+++ Records shown

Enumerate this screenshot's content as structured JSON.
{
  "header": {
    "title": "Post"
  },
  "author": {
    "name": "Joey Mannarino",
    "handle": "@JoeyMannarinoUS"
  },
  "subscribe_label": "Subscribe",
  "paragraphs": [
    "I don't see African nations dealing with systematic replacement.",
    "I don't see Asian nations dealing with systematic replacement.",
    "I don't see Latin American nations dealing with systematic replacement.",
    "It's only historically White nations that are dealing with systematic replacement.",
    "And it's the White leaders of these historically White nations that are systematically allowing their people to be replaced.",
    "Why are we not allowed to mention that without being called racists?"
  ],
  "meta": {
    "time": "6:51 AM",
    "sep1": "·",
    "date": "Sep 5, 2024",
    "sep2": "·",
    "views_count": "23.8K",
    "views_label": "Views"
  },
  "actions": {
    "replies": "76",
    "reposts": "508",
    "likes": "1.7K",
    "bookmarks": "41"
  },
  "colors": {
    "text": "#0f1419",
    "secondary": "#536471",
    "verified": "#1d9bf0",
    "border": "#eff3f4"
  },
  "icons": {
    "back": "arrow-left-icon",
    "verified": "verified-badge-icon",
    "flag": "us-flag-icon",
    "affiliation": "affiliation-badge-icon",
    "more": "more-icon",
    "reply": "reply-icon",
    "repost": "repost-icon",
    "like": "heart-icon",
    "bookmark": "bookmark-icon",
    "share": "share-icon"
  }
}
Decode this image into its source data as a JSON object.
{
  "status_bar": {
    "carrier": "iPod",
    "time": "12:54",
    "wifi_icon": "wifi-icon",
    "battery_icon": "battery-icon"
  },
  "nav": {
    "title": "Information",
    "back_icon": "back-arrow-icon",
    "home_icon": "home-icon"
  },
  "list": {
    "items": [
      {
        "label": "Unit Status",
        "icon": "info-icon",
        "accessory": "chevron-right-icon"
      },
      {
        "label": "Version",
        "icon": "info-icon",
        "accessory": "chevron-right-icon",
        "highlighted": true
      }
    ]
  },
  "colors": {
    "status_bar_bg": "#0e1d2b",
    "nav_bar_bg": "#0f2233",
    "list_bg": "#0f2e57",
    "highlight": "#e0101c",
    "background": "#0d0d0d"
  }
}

++++++

Given problem |
Print the material verbatim, all of it.

Result below |
Enumerate this screenshot's content as structured JSON.
{
  "header": {
    "title": "Post"
  },
  "author": {
    "name": "Joey Mannarino",
    "handle": "@JoeyMannarinoUS"
  },
  "subscribe_label": "Subscribe",
  "paragraphs": [
    "I don't see African nations dealing with systematic replacement.",
    "I don't see Asian nations dealing with systematic replacement.",
    "I don't see Latin American nations dealing with systematic replacement.",
    "It's only historically White nations that are dealing with systematic replacement.",
    "And it's the White leaders of these historically White nations that are systematically allowing their people to be replaced.",
    "Why are we not allowed to mention that without being called racists?"
  ],
  "meta": {
    "time": "6:51 AM",
    "sep1": "·",
    "date": "Sep 5, 2024",
    "sep2": "·",
    "views_count": "23.8K",
    "views_label": "Views"
  },
  "actions": {
    "replies": "76",
    "reposts": "508",
    "likes": "1.7K",
    "bookmarks": "41"
  },
  "colors": {
    "text": "#0f1419",
    "secondary": "#536471",
    "verified": "#1d9bf0",
    "border": "#eff3f4"
  },
  "icons": {
    "back": "arrow-left-icon",
    "verified": "verified-badge-icon",
    "flag": "us-flag-icon",
    "affiliation": "affiliation-badge-icon",
    "more": "more-icon",
    "reply": "reply-icon",
    "repost": "repost-icon",
    "like": "heart-icon",
    "bookmark": "bookmark-icon",
    "share": "share-icon"
  }
}
Decode this image into its source data as a JSON object.
{
  "status_bar": {
    "carrier": "iPod",
    "time": "12:54",
    "wifi_icon": "wifi-icon",
    "battery_icon": "battery-icon"
  },
  "nav": {
    "title": "Information",
    "back_icon": "back-arrow-icon",
    "home_icon": "home-icon"
  },
  "list": {
    "items": [
      {
        "label": "Unit Status",
        "icon": "info-icon",
        "accessory": "chevron-right-icon"
      },
      {
        "label": "Version",
        "icon": "info-icon",
        "accessory": "chevron-right-icon",
        "highlighted": true
      }
    ]
  },
  "colors": {
    "status_bar_bg": "#0e1d2b",
    "nav_bar_bg": "#0f2233",
    "list_bg": "#0f2e57",
    "highlight": "#e0101c",
    "background": "#0d0d0d"
  }
}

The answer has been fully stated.